Which lines below hold the word "samples"? Copy all of them.

____________

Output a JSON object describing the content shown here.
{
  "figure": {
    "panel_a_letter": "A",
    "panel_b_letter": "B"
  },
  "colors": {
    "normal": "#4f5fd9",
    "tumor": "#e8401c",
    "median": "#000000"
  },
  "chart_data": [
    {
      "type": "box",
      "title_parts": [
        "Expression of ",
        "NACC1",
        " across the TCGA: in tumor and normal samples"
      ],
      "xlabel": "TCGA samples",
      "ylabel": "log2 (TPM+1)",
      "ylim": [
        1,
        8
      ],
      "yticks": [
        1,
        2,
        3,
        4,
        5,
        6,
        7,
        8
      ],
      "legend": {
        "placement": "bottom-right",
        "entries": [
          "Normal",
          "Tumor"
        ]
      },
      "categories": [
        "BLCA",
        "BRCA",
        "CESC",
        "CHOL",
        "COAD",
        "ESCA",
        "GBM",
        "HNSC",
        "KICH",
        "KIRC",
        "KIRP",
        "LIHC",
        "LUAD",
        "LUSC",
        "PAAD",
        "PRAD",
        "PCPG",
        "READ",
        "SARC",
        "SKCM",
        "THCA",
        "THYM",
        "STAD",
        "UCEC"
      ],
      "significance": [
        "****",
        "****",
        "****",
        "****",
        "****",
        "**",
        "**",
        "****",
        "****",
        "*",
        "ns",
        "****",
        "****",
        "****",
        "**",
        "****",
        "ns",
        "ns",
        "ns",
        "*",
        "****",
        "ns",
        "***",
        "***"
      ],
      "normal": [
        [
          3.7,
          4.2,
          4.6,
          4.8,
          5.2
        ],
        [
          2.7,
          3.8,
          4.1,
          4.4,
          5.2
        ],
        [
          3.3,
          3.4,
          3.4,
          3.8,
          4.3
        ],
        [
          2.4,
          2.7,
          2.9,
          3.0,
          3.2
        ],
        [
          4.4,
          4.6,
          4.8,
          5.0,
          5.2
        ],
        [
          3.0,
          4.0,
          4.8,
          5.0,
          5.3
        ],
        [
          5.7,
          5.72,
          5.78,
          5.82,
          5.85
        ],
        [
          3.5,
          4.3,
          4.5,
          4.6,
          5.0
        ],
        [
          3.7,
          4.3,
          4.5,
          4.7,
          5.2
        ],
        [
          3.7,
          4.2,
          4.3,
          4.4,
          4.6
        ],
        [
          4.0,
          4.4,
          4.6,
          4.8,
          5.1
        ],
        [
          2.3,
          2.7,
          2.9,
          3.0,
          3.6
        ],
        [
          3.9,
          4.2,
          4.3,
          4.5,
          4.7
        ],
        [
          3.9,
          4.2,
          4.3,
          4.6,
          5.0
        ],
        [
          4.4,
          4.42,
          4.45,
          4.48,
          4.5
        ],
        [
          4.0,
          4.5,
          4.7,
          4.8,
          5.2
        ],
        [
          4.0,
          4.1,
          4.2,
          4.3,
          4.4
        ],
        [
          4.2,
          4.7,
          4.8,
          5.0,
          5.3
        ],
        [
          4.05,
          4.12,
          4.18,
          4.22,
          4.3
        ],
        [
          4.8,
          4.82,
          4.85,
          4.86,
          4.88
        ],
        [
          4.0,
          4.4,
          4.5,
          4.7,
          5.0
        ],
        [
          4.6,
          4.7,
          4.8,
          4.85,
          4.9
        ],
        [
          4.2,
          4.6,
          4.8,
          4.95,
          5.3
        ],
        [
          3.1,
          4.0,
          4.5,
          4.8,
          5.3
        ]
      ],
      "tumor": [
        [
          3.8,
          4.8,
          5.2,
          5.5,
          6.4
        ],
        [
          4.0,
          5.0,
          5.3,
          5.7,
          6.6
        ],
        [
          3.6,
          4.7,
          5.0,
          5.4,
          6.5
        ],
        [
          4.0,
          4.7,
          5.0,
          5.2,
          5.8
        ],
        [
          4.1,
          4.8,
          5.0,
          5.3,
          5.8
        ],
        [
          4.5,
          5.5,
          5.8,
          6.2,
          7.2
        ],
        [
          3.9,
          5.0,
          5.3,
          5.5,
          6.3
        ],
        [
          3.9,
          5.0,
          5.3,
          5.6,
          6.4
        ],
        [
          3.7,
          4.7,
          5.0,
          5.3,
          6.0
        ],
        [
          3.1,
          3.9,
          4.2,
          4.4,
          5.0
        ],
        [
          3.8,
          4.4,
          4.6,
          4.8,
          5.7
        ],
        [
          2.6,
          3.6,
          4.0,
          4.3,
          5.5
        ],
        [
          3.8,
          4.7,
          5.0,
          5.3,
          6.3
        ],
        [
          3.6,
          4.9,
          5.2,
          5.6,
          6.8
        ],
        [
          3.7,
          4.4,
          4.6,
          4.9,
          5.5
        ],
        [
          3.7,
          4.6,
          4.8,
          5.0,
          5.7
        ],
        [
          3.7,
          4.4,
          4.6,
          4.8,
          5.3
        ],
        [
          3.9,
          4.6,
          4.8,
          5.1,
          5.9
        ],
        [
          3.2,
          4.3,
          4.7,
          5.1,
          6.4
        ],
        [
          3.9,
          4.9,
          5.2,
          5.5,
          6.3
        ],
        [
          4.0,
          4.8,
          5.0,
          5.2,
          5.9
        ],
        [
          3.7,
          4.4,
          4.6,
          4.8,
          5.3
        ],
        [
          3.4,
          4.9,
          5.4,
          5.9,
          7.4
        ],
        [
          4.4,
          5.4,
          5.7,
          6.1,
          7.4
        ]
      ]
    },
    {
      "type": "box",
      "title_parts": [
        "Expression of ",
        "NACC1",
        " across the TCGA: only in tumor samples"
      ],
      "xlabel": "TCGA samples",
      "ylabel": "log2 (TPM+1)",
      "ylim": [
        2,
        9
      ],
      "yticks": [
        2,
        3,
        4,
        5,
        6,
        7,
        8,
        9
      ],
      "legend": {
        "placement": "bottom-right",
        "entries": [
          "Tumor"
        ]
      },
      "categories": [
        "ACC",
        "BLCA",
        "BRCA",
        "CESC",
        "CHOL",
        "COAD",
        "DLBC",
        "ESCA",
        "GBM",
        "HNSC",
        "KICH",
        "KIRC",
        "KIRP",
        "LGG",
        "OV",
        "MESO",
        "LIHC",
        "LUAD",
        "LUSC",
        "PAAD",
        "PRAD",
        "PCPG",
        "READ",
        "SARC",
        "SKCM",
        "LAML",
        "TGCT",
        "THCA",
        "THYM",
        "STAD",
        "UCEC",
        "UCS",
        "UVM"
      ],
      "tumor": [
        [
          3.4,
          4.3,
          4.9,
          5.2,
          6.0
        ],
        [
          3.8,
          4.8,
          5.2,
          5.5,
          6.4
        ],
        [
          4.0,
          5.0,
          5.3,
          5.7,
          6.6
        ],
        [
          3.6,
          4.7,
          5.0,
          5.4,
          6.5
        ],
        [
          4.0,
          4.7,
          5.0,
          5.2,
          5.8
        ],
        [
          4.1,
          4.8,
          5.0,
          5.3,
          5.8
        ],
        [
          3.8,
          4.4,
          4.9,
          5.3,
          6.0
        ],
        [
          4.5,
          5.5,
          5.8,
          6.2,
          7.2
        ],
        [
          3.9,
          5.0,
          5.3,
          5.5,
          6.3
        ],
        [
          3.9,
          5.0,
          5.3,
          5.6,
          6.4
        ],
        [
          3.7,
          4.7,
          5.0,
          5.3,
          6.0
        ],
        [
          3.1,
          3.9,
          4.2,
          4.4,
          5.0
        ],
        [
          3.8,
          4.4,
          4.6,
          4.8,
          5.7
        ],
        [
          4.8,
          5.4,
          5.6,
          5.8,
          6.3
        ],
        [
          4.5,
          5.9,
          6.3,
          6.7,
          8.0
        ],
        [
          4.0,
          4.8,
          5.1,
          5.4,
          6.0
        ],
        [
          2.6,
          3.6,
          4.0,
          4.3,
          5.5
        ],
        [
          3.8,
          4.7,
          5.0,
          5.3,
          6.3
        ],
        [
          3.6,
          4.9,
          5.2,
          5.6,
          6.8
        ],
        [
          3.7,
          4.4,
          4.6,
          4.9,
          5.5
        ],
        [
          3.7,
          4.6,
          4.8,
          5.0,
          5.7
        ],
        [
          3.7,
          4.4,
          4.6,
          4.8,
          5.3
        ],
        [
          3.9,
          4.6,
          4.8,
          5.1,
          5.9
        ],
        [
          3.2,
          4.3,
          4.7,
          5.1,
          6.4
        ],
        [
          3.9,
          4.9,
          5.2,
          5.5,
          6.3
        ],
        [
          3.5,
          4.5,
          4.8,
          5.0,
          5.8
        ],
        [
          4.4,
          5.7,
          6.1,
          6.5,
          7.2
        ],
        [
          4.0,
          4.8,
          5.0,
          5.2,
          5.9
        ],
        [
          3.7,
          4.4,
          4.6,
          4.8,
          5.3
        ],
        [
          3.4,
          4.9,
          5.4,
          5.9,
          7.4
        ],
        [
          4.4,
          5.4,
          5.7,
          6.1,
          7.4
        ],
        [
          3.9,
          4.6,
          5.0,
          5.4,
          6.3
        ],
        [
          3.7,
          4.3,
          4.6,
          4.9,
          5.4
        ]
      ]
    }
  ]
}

____________

*ANSWER SECTION*.
        " across the TCGA: in tumor and normal samples"
      "xlabel": "TCGA samples",
        " across the TCGA: only in tumor samples"
      "xlabel": "TCGA samples",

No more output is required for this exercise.